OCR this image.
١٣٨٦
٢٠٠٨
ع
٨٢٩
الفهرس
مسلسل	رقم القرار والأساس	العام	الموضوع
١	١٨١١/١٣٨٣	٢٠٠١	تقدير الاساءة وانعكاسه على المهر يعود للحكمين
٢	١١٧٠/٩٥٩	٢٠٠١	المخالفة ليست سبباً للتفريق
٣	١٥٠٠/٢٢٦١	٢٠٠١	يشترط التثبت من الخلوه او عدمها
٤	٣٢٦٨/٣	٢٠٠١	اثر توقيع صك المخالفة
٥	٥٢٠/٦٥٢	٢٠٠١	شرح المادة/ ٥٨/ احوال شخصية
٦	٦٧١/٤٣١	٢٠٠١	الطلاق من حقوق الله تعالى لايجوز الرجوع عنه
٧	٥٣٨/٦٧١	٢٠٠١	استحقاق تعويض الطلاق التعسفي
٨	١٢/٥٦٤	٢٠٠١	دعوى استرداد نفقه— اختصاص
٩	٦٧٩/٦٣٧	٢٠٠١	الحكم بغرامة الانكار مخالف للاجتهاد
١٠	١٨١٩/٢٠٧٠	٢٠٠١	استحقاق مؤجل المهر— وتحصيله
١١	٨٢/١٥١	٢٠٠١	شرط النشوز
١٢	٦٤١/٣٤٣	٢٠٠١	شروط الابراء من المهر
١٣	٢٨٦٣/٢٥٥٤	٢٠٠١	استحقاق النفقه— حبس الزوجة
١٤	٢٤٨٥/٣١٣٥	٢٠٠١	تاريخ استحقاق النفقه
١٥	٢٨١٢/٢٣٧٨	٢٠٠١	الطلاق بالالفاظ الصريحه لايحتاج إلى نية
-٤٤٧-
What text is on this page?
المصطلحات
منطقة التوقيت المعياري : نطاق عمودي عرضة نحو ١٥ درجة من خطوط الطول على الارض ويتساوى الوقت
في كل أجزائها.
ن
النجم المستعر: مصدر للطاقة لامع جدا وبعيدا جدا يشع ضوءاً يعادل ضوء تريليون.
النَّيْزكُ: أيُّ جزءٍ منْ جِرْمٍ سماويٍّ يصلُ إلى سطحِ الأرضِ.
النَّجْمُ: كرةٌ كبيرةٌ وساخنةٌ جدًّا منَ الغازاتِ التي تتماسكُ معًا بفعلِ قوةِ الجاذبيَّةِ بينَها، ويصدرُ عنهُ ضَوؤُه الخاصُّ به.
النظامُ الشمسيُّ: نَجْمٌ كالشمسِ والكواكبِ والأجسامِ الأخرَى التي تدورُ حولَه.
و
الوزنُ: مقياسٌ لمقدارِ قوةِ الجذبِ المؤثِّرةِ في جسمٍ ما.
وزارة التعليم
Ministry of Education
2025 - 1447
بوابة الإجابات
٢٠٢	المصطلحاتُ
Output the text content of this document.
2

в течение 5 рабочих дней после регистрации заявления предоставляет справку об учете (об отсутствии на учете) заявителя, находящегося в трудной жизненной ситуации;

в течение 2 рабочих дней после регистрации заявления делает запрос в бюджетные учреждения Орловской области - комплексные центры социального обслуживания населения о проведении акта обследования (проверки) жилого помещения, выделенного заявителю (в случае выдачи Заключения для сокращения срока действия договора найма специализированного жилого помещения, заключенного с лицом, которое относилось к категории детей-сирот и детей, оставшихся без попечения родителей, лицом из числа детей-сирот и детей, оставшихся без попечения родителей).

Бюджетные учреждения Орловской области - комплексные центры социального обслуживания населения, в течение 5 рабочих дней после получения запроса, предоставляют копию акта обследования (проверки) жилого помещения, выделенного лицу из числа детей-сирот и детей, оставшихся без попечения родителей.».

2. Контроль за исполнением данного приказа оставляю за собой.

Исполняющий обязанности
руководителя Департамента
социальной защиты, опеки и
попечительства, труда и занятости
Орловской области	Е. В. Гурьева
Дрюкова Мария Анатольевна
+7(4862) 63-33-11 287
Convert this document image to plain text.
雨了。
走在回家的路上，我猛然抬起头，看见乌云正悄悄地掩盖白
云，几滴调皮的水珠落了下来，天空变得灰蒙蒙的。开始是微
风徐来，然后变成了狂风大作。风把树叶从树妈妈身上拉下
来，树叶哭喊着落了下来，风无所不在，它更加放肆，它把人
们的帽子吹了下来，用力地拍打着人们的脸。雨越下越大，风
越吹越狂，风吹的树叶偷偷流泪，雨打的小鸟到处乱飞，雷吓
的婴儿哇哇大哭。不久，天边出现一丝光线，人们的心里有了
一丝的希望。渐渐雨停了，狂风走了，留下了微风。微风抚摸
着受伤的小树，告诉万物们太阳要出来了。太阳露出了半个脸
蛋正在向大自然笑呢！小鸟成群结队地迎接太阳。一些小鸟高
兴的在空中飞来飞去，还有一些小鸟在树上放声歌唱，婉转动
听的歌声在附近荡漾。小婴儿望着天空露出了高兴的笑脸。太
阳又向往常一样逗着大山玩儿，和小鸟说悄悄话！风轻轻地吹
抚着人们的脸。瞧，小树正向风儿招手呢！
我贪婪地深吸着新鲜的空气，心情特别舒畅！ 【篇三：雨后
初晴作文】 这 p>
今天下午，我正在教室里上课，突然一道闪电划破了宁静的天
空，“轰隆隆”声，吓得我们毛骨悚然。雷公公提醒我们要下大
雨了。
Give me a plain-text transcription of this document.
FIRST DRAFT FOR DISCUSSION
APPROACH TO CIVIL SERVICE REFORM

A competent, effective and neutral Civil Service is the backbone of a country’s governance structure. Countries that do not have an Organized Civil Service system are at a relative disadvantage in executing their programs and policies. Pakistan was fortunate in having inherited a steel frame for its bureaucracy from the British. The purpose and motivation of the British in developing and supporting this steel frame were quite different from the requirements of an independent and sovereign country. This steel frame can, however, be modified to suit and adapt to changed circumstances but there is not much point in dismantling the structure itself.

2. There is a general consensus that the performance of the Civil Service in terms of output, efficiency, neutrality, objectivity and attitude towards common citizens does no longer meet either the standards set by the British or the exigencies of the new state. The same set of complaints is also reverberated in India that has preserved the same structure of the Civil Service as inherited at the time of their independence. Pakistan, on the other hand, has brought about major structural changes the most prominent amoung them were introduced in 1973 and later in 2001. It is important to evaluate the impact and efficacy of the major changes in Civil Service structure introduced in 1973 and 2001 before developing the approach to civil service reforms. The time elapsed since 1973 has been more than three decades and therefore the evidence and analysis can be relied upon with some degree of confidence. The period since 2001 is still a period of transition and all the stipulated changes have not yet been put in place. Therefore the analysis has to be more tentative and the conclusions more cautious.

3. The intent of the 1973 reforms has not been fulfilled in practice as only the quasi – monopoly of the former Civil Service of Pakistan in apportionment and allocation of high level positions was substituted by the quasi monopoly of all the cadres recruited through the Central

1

################

**WHAT TO WORK ON:** Your task is to extract all of the records exactly.

**SOLUTION BELOW:**
OCR this image.
١٣٨٦
٢٠٠٨
ع
٨٢٩
الفهرس
مسلسل	رقم القرار والأساس	العام	الموضوع
١	١٨١١/١٣٨٣	٢٠٠١	تقدير الاساءة وانعكاسه على المهر يعود للحكمين
٢	١١٧٠/٩٥٩	٢٠٠١	المخالفة ليست سبباً للتفريق
٣	١٥٠٠/٢٢٦١	٢٠٠١	يشترط التثبت من الخلوه او عدمها
٤	٣٢٦٨/٣	٢٠٠١	اثر توقيع صك المخالفة
٥	٥٢٠/٦٥٢	٢٠٠١	شرح المادة/ ٥٨/ احوال شخصية
٦	٦٧١/٤٣١	٢٠٠١	الطلاق من حقوق الله تعالى لايجوز الرجوع عنه
٧	٥٣٨/٦٧١	٢٠٠١	استحقاق تعويض الطلاق التعسفي
٨	١٢/٥٦٤	٢٠٠١	دعوى استرداد نفقه— اختصاص
٩	٦٧٩/٦٣٧	٢٠٠١	الحكم بغرامة الانكار مخالف للاجتهاد
١٠	١٨١٩/٢٠٧٠	٢٠٠١	استحقاق مؤجل المهر— وتحصيله
١١	٨٢/١٥١	٢٠٠١	شرط النشوز
١٢	٦٤١/٣٤٣	٢٠٠١	شروط الابراء من المهر
١٣	٢٨٦٣/٢٥٥٤	٢٠٠١	استحقاق النفقه— حبس الزوجة
١٤	٢٤٨٥/٣١٣٥	٢٠٠١	تاريخ استحقاق النفقه
١٥	٢٨١٢/٢٣٧٨	٢٠٠١	الطلاق بالالفاظ الصريحه لايحتاج إلى نية
-٤٤٧-
What text is on this page?
المصطلحات
منطقة التوقيت المعياري : نطاق عمودي عرضة نحو ١٥ درجة من خطوط الطول على الارض ويتساوى الوقت
في كل أجزائها.
ن
النجم المستعر: مصدر للطاقة لامع جدا وبعيدا جدا يشع ضوءاً يعادل ضوء تريليون.
النَّيْزكُ: أيُّ جزءٍ منْ جِرْمٍ سماويٍّ يصلُ إلى سطحِ الأرضِ.
النَّجْمُ: كرةٌ كبيرةٌ وساخنةٌ جدًّا منَ الغازاتِ التي تتماسكُ معًا بفعلِ قوةِ الجاذبيَّةِ بينَها، ويصدرُ عنهُ ضَوؤُه الخاصُّ به.
النظامُ الشمسيُّ: نَجْمٌ كالشمسِ والكواكبِ والأجسامِ الأخرَى التي تدورُ حولَه.
و
الوزنُ: مقياسٌ لمقدارِ قوةِ الجذبِ المؤثِّرةِ في جسمٍ ما.
وزارة التعليم
Ministry of Education
2025 - 1447
بوابة الإجابات
٢٠٢	المصطلحاتُ
Output the text content of this document.
2

в течение 5 рабочих дней после регистрации заявления предоставляет справку об учете (об отсутствии на учете) заявителя, находящегося в трудной жизненной ситуации;

в течение 2 рабочих дней после регистрации заявления делает запрос в бюджетные учреждения Орловской области - комплексные центры социального обслуживания населения о проведении акта обследования (проверки) жилого помещения, выделенного заявителю (в случае выдачи Заключения для сокращения срока действия договора найма специализированного жилого помещения, заключенного с лицом, которое относилось к категории детей-сирот и детей, оставшихся без попечения родителей, лицом из числа детей-сирот и детей, оставшихся без попечения родителей).

Бюджетные учреждения Орловской области - комплексные центры социального обслуживания населения, в течение 5 рабочих дней после получения запроса, предоставляют копию акта обследования (проверки) жилого помещения, выделенного лицу из числа детей-сирот и детей, оставшихся без попечения родителей.».

2. Контроль за исполнением данного приказа оставляю за собой.

Исполняющий обязанности
руководителя Департамента
социальной защиты, опеки и
попечительства, труда и занятости
Орловской области	Е. В. Гурьева
Дрюкова Мария Анатольевна
+7(4862) 63-33-11 287
Convert this document image to plain text.
雨了。
走在回家的路上，我猛然抬起头，看见乌云正悄悄地掩盖白
云，几滴调皮的水珠落了下来，天空变得灰蒙蒙的。开始是微
风徐来，然后变成了狂风大作。风把树叶从树妈妈身上拉下
来，树叶哭喊着落了下来，风无所不在，它更加放肆，它把人
们的帽子吹了下来，用力地拍打着人们的脸。雨越下越大，风
越吹越狂，风吹的树叶偷偷流泪，雨打的小鸟到处乱飞，雷吓
的婴儿哇哇大哭。不久，天边出现一丝光线，人们的心里有了
一丝的希望。渐渐雨停了，狂风走了，留下了微风。微风抚摸
着受伤的小树，告诉万物们太阳要出来了。太阳露出了半个脸
蛋正在向大自然笑呢！小鸟成群结队地迎接太阳。一些小鸟高
兴的在空中飞来飞去，还有一些小鸟在树上放声歌唱，婉转动
听的歌声在附近荡漾。小婴儿望着天空露出了高兴的笑脸。太
阳又向往常一样逗着大山玩儿，和小鸟说悄悄话！风轻轻地吹
抚着人们的脸。瞧，小树正向风儿招手呢！
我贪婪地深吸着新鲜的空气，心情特别舒畅！ 【篇三：雨后
初晴作文】 这 p>
今天下午，我正在教室里上课，突然一道闪电划破了宁静的天
空，“轰隆隆”声，吓得我们毛骨悚然。雷公公提醒我们要下大
雨了。
Give me a plain-text transcription of this document.
FIRST DRAFT FOR DISCUSSION
APPROACH TO CIVIL SERVICE REFORM

A competent, effective and neutral Civil Service is the backbone of a country’s governance structure. Countries that do not have an Organized Civil Service system are at a relative disadvantage in executing their programs and policies. Pakistan was fortunate in having inherited a steel frame for its bureaucracy from the British. The purpose and motivation of the British in developing and supporting this steel frame were quite different from the requirements of an independent and sovereign country. This steel frame can, however, be modified to suit and adapt to changed circumstances but there is not much point in dismantling the structure itself.

2. There is a general consensus that the performance of the Civil Service in terms of output, efficiency, neutrality, objectivity and attitude towards common citizens does no longer meet either the standards set by the British or the exigencies of the new state. The same set of complaints is also reverberated in India that has preserved the same structure of the Civil Service as inherited at the time of their independence. Pakistan, on the other hand, has brought about major structural changes the most prominent amoung them were introduced in 1973 and later in 2001. It is important to evaluate the impact and efficacy of the major changes in Civil Service structure introduced in 1973 and 2001 before developing the approach to civil service reforms. The time elapsed since 1973 has been more than three decades and therefore the evidence and analysis can be relied upon with some degree of confidence. The period since 2001 is still a period of transition and all the stipulated changes have not yet been put in place. Therefore the analysis has to be more tentative and the conclusions more cautious.

3. The intent of the 1973 reforms has not been fulfilled in practice as only the quasi – monopoly of the former Civil Service of Pakistan in apportionment and allocation of high level positions was substituted by the quasi monopoly of all the cadres recruited through the Central

1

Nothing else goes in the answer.